### WORK TO BE COMPLETED
Send back the records exactly as written, with no images.

+++

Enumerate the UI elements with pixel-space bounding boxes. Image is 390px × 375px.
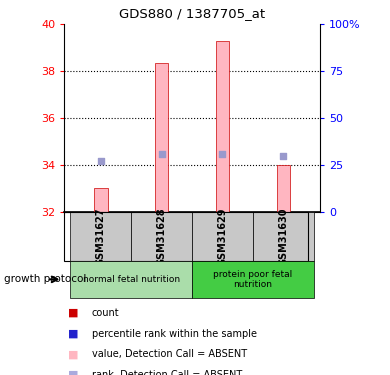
Bar: [192, 261, 314, 298]
Text: percentile rank within the sample: percentile rank within the sample: [92, 329, 257, 339]
Text: GSM31630: GSM31630: [278, 207, 288, 266]
Bar: [216, 41, 229, 212]
Text: ■: ■: [68, 308, 79, 318]
Text: normal fetal nutrition: normal fetal nutrition: [83, 275, 180, 284]
Bar: [155, 63, 168, 212]
Title: GDS880 / 1387705_at: GDS880 / 1387705_at: [119, 8, 265, 20]
Bar: [131, 212, 192, 261]
Point: [98, 159, 104, 165]
Bar: [192, 212, 253, 261]
Bar: [277, 165, 290, 212]
Text: ■: ■: [68, 350, 79, 359]
Point: [219, 152, 225, 157]
Text: rank, Detection Call = ABSENT: rank, Detection Call = ABSENT: [92, 370, 242, 375]
Bar: [71, 212, 131, 261]
Text: protein poor fetal
nutrition: protein poor fetal nutrition: [213, 270, 292, 289]
Text: growth protocol: growth protocol: [4, 274, 86, 284]
Point: [159, 152, 165, 157]
Text: GSM31628: GSM31628: [157, 207, 167, 266]
Text: ■: ■: [68, 329, 79, 339]
Point: [280, 153, 286, 159]
Text: ■: ■: [68, 370, 79, 375]
Bar: [94, 188, 108, 212]
Bar: [71, 261, 192, 298]
Text: GSM31629: GSM31629: [218, 207, 227, 266]
Text: GSM31627: GSM31627: [96, 207, 106, 266]
Text: count: count: [92, 308, 119, 318]
Bar: [253, 212, 314, 261]
Text: value, Detection Call = ABSENT: value, Detection Call = ABSENT: [92, 350, 247, 359]
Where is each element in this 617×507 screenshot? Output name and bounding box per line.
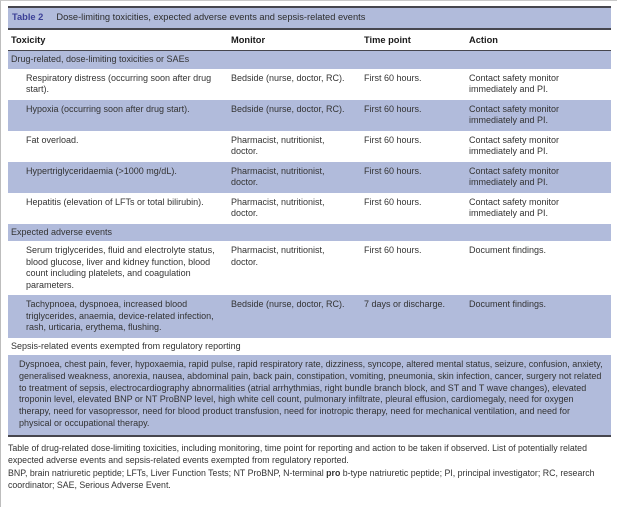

+++

### RESULT FOR THIS TASK
Enumerate the UI elements with pixel-space bounding boxes. Image is 390px × 375px.
Bar: [192, 261, 314, 298]
Text: percentile rank within the sample: percentile rank within the sample: [92, 329, 257, 339]
Text: GSM31630: GSM31630: [278, 207, 288, 266]
Bar: [216, 41, 229, 212]
Text: ■: ■: [68, 308, 79, 318]
Text: normal fetal nutrition: normal fetal nutrition: [83, 275, 180, 284]
Bar: [155, 63, 168, 212]
Title: GDS880 / 1387705_at: GDS880 / 1387705_at: [119, 8, 265, 20]
Bar: [131, 212, 192, 261]
Point: [98, 159, 104, 165]
Bar: [192, 212, 253, 261]
Bar: [277, 165, 290, 212]
Text: ■: ■: [68, 350, 79, 359]
Point: [219, 152, 225, 157]
Text: rank, Detection Call = ABSENT: rank, Detection Call = ABSENT: [92, 370, 242, 375]
Bar: [71, 212, 131, 261]
Text: protein poor fetal
nutrition: protein poor fetal nutrition: [213, 270, 292, 289]
Text: growth protocol: growth protocol: [4, 274, 86, 284]
Point: [159, 152, 165, 157]
Text: GSM31628: GSM31628: [157, 207, 167, 266]
Text: ■: ■: [68, 329, 79, 339]
Point: [280, 153, 286, 159]
Text: ■: ■: [68, 370, 79, 375]
Bar: [94, 188, 108, 212]
Bar: [71, 261, 192, 298]
Text: GSM31629: GSM31629: [218, 207, 227, 266]
Text: GSM31627: GSM31627: [96, 207, 106, 266]
Text: count: count: [92, 308, 119, 318]
Bar: [253, 212, 314, 261]
Text: value, Detection Call = ABSENT: value, Detection Call = ABSENT: [92, 350, 247, 359]
Where is each element in this 617×507 screenshot? Output name and bounding box per line.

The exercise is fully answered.